Data records:
[Begin]

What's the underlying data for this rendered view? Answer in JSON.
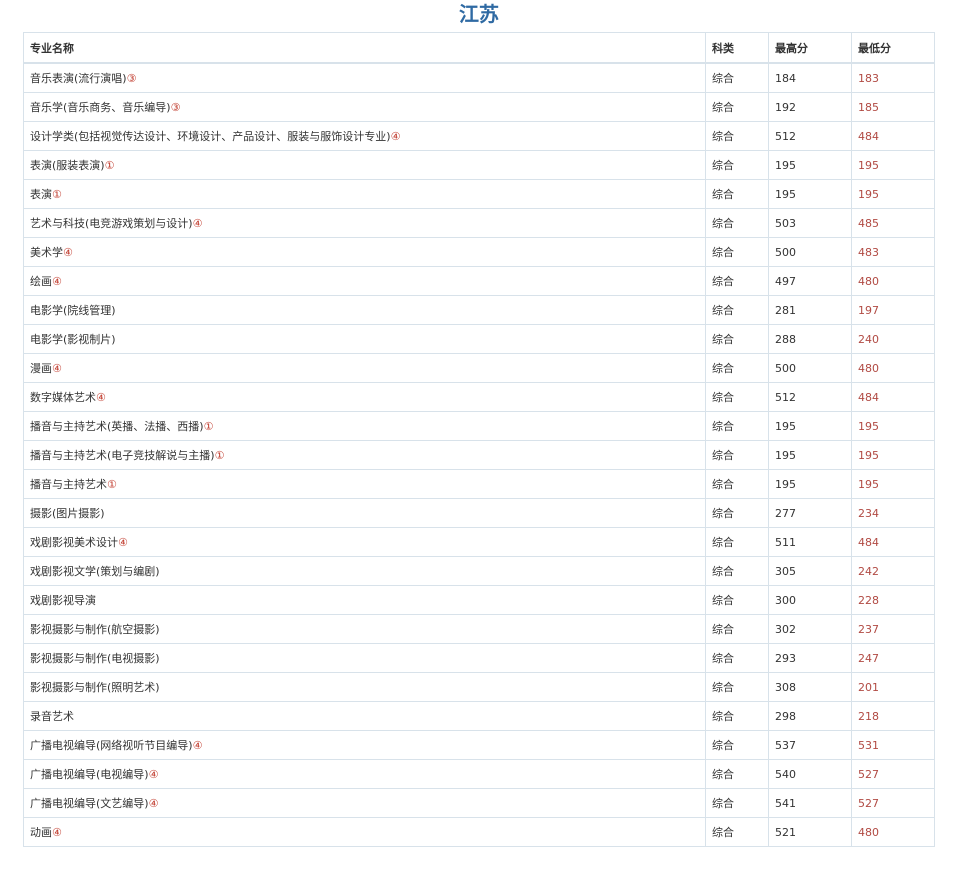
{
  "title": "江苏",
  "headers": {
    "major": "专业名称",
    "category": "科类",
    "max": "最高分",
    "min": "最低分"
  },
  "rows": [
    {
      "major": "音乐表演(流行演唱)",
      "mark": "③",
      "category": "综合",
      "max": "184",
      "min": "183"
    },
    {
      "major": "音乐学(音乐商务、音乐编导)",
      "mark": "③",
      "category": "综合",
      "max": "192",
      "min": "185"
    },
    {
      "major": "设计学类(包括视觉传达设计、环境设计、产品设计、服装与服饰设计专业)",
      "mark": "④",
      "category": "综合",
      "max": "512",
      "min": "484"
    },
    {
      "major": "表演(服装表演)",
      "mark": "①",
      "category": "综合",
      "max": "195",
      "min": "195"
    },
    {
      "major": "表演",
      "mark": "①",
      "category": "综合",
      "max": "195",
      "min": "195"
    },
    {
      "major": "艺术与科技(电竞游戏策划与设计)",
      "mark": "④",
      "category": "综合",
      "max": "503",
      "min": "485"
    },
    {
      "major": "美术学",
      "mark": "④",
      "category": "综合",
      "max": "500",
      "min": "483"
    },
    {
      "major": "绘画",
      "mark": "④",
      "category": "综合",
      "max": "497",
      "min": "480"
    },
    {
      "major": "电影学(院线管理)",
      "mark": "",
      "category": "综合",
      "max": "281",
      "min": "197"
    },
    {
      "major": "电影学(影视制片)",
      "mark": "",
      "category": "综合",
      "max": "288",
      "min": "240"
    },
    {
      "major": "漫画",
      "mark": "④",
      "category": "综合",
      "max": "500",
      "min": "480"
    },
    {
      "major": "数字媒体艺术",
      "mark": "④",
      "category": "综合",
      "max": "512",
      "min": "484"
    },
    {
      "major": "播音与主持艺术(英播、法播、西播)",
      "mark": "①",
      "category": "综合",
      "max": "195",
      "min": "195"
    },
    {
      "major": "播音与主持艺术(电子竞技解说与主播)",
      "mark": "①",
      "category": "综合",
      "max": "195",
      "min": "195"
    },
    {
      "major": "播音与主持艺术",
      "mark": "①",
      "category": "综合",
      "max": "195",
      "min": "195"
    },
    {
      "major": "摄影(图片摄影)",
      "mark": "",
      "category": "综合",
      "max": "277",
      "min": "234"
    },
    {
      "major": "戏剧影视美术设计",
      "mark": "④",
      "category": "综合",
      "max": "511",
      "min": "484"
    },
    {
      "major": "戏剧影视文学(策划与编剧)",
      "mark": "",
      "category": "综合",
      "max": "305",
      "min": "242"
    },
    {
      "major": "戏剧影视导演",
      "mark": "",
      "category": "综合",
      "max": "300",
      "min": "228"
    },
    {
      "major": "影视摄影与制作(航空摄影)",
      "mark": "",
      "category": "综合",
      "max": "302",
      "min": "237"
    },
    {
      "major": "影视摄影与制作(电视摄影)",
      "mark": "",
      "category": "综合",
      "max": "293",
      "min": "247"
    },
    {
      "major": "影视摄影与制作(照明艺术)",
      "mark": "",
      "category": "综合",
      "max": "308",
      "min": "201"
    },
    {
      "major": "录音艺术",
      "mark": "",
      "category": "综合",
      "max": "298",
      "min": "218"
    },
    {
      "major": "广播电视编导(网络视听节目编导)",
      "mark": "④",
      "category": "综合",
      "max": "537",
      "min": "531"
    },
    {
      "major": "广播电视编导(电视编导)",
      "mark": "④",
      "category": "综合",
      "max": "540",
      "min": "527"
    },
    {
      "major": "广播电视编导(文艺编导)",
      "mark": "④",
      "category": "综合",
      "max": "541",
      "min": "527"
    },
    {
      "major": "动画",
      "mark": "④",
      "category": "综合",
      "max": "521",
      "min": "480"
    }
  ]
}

[End]
[Begin]

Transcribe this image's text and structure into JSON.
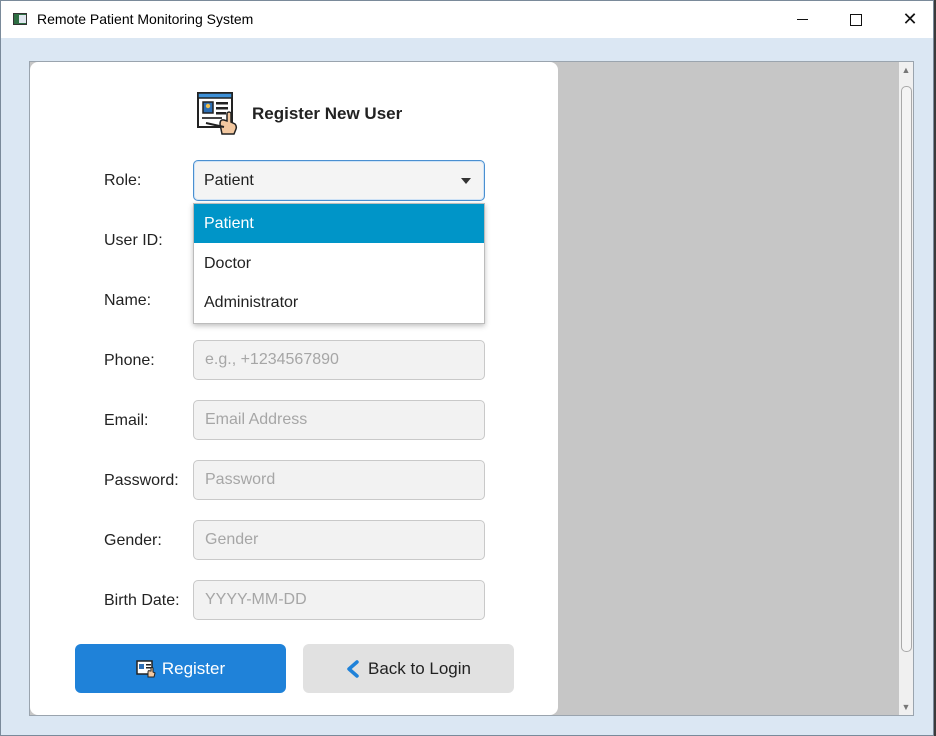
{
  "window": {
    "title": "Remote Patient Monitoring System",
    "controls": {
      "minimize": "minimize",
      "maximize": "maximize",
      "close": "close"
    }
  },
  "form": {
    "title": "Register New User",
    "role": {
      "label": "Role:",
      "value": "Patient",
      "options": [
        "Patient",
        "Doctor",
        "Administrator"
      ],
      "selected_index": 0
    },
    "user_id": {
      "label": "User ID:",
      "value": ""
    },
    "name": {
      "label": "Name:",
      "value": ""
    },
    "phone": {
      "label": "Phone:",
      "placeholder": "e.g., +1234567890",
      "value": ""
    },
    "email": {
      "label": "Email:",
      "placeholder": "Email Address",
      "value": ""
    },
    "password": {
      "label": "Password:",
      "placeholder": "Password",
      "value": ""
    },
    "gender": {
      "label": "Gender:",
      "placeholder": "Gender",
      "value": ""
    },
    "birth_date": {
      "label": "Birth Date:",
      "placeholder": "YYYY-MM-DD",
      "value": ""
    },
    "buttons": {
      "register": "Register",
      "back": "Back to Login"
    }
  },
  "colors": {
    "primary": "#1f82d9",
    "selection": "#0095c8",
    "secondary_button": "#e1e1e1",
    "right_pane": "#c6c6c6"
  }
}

[End]

◆ **Task details**
In the records above, collect each line with "Patient".

◆ **The response**
    "title": "Remote Patient Monitoring System",
      "value": "Patient",
        "Patient",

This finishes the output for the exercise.